*WHAT IS EXPECTED*
Scan the data below and pick out the lines containing the word "Baseline".

Records:
........
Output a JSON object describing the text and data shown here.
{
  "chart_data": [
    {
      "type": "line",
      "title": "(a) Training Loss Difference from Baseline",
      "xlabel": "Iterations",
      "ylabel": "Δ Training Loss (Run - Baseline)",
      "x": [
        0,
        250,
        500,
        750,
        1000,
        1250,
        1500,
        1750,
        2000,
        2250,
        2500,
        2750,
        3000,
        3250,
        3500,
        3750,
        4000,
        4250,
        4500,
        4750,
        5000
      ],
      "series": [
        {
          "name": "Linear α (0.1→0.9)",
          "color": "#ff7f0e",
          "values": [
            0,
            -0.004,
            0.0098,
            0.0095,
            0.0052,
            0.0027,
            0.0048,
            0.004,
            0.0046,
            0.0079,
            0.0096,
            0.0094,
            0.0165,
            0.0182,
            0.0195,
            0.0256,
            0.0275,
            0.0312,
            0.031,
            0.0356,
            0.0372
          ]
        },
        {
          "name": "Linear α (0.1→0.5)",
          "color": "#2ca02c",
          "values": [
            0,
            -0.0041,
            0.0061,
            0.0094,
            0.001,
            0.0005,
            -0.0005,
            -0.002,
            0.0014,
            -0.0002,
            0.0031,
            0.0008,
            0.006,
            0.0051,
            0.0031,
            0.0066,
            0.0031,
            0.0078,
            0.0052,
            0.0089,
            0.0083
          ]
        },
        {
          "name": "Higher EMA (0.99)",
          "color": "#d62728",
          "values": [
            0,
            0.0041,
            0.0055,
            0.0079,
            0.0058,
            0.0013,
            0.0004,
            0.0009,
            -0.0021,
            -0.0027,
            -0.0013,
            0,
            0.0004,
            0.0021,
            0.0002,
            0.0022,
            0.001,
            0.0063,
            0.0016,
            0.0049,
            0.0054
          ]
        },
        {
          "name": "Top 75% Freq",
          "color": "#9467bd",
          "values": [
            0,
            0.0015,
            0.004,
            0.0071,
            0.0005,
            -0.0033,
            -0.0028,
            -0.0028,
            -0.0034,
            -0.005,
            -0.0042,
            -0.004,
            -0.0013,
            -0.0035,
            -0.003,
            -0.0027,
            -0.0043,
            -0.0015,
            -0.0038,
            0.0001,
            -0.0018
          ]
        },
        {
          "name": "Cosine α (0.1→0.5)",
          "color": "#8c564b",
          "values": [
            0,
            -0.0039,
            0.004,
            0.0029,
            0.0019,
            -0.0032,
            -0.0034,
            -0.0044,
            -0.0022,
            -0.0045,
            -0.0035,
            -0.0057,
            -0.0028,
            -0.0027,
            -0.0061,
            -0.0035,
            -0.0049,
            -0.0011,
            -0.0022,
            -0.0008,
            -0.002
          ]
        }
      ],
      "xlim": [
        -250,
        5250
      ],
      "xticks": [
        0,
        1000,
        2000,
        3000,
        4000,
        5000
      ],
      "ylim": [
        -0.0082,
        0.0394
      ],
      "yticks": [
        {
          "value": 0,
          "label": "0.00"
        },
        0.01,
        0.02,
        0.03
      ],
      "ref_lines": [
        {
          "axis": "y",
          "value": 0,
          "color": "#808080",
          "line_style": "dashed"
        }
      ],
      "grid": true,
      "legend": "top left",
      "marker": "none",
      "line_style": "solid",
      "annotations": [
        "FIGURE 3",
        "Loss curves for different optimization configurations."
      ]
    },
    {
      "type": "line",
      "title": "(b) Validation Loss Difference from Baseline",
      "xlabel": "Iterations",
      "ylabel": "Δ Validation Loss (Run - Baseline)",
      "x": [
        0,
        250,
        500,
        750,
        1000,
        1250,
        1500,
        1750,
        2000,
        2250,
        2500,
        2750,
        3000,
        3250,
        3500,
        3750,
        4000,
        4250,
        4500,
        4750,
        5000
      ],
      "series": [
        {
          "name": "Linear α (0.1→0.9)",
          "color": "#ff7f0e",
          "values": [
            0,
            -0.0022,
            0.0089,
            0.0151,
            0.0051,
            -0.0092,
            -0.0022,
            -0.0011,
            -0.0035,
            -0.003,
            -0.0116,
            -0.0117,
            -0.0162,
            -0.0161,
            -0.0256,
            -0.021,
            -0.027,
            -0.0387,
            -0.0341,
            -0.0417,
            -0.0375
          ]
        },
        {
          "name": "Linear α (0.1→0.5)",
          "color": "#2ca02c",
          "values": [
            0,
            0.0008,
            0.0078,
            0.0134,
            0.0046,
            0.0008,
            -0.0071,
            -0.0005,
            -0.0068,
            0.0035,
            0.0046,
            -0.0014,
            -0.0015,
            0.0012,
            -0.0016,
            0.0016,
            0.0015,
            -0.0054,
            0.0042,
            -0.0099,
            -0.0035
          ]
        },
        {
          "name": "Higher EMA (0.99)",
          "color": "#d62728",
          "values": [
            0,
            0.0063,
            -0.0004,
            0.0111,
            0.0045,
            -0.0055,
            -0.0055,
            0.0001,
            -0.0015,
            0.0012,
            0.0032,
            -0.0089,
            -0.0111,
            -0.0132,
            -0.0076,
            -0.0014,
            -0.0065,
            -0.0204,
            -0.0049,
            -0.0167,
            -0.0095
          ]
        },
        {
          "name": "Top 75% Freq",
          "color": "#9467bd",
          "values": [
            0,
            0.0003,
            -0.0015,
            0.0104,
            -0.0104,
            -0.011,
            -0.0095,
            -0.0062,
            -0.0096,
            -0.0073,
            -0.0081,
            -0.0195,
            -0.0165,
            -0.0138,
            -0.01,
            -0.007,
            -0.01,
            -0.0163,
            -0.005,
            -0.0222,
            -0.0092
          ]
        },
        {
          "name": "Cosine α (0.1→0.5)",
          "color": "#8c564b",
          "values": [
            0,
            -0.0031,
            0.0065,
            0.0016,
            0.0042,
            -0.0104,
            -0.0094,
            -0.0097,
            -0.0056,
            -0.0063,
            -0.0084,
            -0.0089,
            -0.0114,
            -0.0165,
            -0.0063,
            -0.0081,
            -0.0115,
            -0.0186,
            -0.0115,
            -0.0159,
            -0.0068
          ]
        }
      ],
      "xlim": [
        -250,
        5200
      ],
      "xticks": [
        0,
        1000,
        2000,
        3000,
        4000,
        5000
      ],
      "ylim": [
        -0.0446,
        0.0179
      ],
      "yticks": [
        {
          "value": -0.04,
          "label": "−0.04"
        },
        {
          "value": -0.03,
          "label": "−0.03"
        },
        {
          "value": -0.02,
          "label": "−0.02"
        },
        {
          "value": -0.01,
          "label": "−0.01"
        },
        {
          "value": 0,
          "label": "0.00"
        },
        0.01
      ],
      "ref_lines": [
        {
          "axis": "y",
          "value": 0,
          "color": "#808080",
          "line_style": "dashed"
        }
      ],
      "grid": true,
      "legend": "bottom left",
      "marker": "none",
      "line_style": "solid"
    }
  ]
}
........
*OUTPUT*
      "title": "(a) Training Loss Difference from Baseline",
      "ylabel": "Δ Training Loss (Run - Baseline)",
      "title": "(b) Validation Loss Difference from Baseline",
      "ylabel": "Δ Validation Loss (Run - Baseline)",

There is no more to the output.